• _Provided information_:

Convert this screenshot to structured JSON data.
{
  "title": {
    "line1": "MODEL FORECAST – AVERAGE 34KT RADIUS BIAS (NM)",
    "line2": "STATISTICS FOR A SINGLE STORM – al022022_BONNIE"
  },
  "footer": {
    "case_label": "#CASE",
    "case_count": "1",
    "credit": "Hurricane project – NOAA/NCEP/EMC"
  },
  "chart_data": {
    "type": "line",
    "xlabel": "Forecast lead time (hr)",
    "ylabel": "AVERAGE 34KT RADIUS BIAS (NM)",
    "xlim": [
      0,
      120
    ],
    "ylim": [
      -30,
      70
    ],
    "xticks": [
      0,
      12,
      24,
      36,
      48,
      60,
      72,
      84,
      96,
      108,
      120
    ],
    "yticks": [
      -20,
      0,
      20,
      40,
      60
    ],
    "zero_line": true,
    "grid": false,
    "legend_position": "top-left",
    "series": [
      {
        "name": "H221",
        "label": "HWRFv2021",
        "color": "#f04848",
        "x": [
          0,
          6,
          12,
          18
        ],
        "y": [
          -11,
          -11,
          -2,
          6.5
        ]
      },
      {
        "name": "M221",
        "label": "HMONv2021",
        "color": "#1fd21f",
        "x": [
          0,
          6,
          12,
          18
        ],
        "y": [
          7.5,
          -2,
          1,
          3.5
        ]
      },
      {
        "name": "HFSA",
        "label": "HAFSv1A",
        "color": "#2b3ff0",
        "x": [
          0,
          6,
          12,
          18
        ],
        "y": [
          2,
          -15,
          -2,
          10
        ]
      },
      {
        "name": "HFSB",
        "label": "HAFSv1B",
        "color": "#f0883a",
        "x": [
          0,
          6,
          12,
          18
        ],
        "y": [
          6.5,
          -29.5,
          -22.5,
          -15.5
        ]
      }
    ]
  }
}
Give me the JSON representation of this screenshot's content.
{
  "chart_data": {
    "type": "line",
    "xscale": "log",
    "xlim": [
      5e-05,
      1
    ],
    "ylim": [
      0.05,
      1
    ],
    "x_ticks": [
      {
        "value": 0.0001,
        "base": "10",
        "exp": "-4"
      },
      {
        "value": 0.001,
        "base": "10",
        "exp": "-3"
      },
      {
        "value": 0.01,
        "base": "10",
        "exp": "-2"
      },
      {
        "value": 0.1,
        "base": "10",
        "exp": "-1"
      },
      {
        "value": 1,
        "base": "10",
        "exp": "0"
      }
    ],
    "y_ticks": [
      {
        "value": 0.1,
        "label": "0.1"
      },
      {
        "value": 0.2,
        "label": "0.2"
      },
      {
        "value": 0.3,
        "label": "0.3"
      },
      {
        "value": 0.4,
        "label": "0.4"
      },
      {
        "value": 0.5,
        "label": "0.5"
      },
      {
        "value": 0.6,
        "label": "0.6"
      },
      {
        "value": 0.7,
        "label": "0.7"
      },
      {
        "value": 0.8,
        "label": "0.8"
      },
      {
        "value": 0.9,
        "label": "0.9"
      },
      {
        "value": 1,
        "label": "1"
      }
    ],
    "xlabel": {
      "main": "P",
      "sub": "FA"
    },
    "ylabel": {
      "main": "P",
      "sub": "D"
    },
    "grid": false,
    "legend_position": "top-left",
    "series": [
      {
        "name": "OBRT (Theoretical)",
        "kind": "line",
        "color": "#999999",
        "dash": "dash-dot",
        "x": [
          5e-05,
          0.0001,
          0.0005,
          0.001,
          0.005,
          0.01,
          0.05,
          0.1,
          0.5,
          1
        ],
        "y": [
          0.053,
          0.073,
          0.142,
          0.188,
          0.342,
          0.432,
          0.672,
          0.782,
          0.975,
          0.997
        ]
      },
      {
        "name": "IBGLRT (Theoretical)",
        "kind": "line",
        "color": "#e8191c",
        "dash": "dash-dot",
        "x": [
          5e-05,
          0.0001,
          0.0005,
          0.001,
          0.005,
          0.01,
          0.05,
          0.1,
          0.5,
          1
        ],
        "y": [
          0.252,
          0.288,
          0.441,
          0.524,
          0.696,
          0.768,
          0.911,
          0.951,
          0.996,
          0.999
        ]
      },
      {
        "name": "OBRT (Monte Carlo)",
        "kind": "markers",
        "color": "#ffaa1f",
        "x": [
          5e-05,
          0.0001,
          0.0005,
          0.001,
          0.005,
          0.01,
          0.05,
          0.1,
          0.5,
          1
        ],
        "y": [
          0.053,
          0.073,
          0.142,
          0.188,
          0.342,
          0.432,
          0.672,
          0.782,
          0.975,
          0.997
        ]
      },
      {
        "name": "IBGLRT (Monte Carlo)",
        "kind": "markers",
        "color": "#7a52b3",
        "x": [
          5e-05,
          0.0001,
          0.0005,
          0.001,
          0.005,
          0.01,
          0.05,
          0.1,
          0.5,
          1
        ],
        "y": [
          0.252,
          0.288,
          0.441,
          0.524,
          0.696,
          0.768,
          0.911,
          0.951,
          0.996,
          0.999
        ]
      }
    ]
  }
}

• _Instructions for the task_: Working from the entries above, return all lines that contain "BIAS".

• _Exercise output_:
    "line1": "MODEL FORECAST – AVERAGE 34KT RADIUS BIAS (NM)",
    "ylabel": "AVERAGE 34KT RADIUS BIAS (NM)",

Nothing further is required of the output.